Extracted data entries:
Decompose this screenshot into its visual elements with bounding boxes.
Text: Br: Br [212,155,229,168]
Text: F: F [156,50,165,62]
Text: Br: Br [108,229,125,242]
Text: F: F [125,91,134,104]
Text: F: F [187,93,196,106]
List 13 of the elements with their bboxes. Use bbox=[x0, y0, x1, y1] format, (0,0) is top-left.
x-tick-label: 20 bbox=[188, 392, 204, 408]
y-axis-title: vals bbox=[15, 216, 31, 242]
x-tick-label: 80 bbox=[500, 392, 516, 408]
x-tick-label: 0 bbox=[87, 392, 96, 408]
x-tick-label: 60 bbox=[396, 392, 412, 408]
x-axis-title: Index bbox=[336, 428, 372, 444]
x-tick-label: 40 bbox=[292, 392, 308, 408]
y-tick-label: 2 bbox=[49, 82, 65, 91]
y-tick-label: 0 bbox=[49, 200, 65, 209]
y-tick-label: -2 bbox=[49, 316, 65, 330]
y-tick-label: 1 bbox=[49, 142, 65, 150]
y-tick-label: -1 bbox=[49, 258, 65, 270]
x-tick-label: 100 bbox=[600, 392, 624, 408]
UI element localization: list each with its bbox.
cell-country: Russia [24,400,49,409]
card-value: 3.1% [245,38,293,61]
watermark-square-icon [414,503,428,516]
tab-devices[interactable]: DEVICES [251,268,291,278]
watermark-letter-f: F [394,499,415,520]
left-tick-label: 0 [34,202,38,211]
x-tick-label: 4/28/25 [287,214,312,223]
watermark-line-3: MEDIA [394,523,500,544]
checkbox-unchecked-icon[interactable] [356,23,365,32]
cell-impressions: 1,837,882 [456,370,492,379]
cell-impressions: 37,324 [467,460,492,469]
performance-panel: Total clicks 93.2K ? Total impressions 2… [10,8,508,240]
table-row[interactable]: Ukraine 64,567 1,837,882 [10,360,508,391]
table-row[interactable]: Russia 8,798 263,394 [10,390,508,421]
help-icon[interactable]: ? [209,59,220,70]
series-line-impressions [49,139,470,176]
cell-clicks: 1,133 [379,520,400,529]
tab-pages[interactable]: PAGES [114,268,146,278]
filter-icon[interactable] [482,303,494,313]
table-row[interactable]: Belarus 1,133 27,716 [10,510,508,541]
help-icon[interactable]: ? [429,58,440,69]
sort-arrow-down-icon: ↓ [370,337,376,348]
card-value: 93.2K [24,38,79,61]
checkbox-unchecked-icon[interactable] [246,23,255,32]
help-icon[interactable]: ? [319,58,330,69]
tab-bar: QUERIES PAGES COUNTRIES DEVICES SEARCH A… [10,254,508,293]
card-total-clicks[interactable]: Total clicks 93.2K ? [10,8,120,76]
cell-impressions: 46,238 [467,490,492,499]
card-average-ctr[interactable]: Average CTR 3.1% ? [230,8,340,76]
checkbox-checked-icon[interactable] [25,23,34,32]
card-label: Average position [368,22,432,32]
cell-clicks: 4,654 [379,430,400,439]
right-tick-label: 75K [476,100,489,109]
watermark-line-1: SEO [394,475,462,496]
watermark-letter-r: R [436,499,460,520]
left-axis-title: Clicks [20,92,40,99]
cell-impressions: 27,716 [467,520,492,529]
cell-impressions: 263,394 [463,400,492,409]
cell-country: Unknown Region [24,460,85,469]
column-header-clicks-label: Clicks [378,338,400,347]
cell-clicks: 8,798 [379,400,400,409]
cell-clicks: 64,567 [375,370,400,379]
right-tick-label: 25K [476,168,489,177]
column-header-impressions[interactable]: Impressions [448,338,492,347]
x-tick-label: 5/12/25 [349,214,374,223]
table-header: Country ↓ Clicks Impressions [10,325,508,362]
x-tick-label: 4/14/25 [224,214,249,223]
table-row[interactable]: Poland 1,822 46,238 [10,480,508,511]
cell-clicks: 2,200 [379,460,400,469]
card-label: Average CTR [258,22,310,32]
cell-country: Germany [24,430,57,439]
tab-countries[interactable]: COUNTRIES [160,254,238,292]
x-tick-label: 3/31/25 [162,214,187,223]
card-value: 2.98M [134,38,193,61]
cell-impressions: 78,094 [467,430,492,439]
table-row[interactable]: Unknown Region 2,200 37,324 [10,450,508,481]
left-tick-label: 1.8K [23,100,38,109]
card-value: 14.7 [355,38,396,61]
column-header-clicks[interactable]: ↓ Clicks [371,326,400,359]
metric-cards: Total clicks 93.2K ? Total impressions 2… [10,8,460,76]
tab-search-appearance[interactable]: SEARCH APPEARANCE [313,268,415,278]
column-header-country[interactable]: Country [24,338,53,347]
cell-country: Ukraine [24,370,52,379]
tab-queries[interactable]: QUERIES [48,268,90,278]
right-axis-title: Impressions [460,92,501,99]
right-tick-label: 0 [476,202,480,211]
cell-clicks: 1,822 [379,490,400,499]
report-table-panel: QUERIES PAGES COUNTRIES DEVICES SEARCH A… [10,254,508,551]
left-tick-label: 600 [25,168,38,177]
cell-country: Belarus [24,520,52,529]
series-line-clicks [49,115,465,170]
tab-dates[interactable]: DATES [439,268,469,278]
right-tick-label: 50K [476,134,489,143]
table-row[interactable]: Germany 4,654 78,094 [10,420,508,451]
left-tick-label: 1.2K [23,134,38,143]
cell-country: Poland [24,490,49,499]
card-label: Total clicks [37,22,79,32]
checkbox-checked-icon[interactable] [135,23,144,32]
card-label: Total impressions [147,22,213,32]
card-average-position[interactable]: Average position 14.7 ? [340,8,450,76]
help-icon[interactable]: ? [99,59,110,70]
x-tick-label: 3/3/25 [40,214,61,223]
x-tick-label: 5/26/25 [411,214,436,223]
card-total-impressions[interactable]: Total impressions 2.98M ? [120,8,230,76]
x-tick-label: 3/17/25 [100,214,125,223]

What the exercise asks: Recast every line of the records above as a numbered list, one line per number, and leave out any blank lines.

Correct output:
1. Decompose this screenshot into its visual elements with bounding boxes.
2. Text: Br: Br [212,155,229,168]
3. Text: F: F [156,50,165,62]
4. Text: Br: Br [108,229,125,242]
5. Text: F: F [125,91,134,104]
6. Text: F: F [187,93,196,106]
7. List 13 of the elements with their bboxes. Use bbox=[x0, y0, x1, y1] format, (0,0) is top-left.
8. x-tick-label: 20 bbox=[188, 392, 204, 408]
9. y-axis-title: vals bbox=[15, 216, 31, 242]
10. x-tick-label: 80 bbox=[500, 392, 516, 408]
11. x-tick-label: 0 bbox=[87, 392, 96, 408]
12. x-tick-label: 60 bbox=[396, 392, 412, 408]
13. x-axis-title: Index bbox=[336, 428, 372, 444]
14. x-tick-label: 40 bbox=[292, 392, 308, 408]
15. y-tick-label: 2 bbox=[49, 82, 65, 91]
16. y-tick-label: 0 bbox=[49, 200, 65, 209]
17. y-tick-label: -2 bbox=[49, 316, 65, 330]
18. y-tick-label: 1 bbox=[49, 142, 65, 150]
19. y-tick-label: -1 bbox=[49, 258, 65, 270]
20. x-tick-label: 100 bbox=[600, 392, 624, 408]
21. UI element localization: list each with its bbox.
22. cell-country: Russia [24,400,49,409]
23. card-value: 3.1% [245,38,293,61]
24. watermark-square-icon [414,503,428,516]
25. tab-devices[interactable]: DEVICES [251,268,291,278]
26. watermark-letter-f: F [394,499,415,520]
27. left-tick-label: 0 [34,202,38,211]
28. x-tick-label: 4/28/25 [287,214,312,223]
29. watermark-line-3: MEDIA [394,523,500,544]
30. checkbox-unchecked-icon[interactable] [356,23,365,32]
31. cell-impressions: 1,837,882 [456,370,492,379]
32. cell-impressions: 37,324 [467,460,492,469]
33. performance-panel: Total clicks 93.2K ? Total impressions 2… [10,8,508,240]
34. table-row[interactable]: Ukraine 64,567 1,837,882 [10,360,508,391]
35. table-row[interactable]: Russia 8,798 263,394 [10,390,508,421]
36. help-icon[interactable]: ? [209,59,220,70]
37. series-line-impressions [49,139,470,176]
38. cell-clicks: 1,133 [379,520,400,529]
39. tab-pages[interactable]: PAGES [114,268,146,278]
40. filter-icon[interactable] [482,303,494,313]
41. table-row[interactable]: Belarus 1,133 27,716 [10,510,508,541]
42. help-icon[interactable]: ? [429,58,440,69]
43. sort-arrow-down-icon: ↓ [370,337,376,348]
44. card-value: 93.2K [24,38,79,61]
45. checkbox-unchecked-icon[interactable] [246,23,255,32]
46. help-icon[interactable]: ? [319,58,330,69]
47. tab-bar: QUERIES PAGES COUNTRIES DEVICES SEARCH A… [10,254,508,293]
48. card-total-clicks[interactable]: Total clicks 93.2K ? [10,8,120,76]
49. cell-impressions: 46,238 [467,490,492,499]
50. card-average-ctr[interactable]: Average CTR 3.1% ? [230,8,340,76]
51. checkbox-checked-icon[interactable] [25,23,34,32]
52. card-label: Average position [368,22,432,32]
53. cell-clicks: 4,654 [379,430,400,439]
54. right-tick-label: 75K [476,100,489,109]
55. watermark-line-1: SEO [394,475,462,496]
56. watermark-letter-r: R [436,499,460,520]
57. left-axis-title: Clicks [20,92,40,99]
58. cell-impressions: 27,716 [467,520,492,529]
59. cell-impressions: 263,394 [463,400,492,409]
60. cell-country: Unknown Region [24,460,85,469]
61. column-header-clicks-label: Clicks [378,338,400,347]
62. cell-clicks: 8,798 [379,400,400,409]
63. cell-clicks: 64,567 [375,370,400,379]
64. right-tick-label: 25K [476,168,489,177]
65. column-header-impressions[interactable]: Impressions [448,338,492,347]
66. x-tick-label: 5/12/25 [349,214,374,223]
67. table-header: Country ↓ Clicks Impressions [10,325,508,362]
68. x-tick-label: 4/14/25 [224,214,249,223]
69. table-row[interactable]: Poland 1,822 46,238 [10,480,508,511]
70. cell-clicks: 2,200 [379,460,400,469]
71. card-label: Average CTR [258,22,310,32]
72. cell-country: Germany [24,430,57,439]
73. tab-countries[interactable]: COUNTRIES [160,254,238,292]
74. x-tick-label: 3/31/25 [162,214,187,223]
75. card-value: 2.98M [134,38,193,61]
76. cell-impressions: 78,094 [467,430,492,439]
77. table-row[interactable]: Unknown Region 2,200 37,324 [10,450,508,481]
78. left-tick-label: 1.8K [23,100,38,109]
79. card-value: 14.7 [355,38,396,61]
80. column-header-clicks[interactable]: ↓ Clicks [371,326,400,359]
81. metric-cards: Total clicks 93.2K ? Total impressions 2… [10,8,460,76]
82. tab-search-appearance[interactable]: SEARCH APPEARANCE [313,268,415,278]
83. column-header-country[interactable]: Country [24,338,53,347]
84. cell-country: Ukraine [24,370,52,379]
85. tab-queries[interactable]: QUERIES [48,268,90,278]
86. right-axis-title: Impressions [460,92,501,99]
87. right-tick-label: 0 [476,202,480,211]
88. cell-clicks: 1,822 [379,490,400,499]
89. report-table-panel: QUERIES PAGES COUNTRIES DEVICES SEARCH A… [10,254,508,551]
90. left-tick-label: 600 [25,168,38,177]
91. cell-country: Belarus [24,520,52,529]
92. series-line-clicks [49,115,465,170]
93. tab-dates[interactable]: DATES [439,268,469,278]
94. right-tick-label: 50K [476,134,489,143]
95. table-row[interactable]: Germany 4,654 78,094 [10,420,508,451]
96. left-tick-label: 1.2K [23,134,38,143]
97. cell-country: Poland [24,490,49,499]
98. card-label: Total clicks [37,22,79,32]
99. checkbox-checked-icon[interactable] [135,23,144,32]
100. card-label: Total impressions [147,22,213,32]
101. card-average-position[interactable]: Average position 14.7 ? [340,8,450,76]
102. help-icon[interactable]: ? [99,59,110,70]
103. x-tick-label: 3/3/25 [40,214,61,223]
104. x-tick-label: 5/26/25 [411,214,436,223]
105. card-total-impressions[interactable]: Total impressions 2.98M ? [120,8,230,76]
106. x-tick-label: 3/17/25 [100,214,125,223]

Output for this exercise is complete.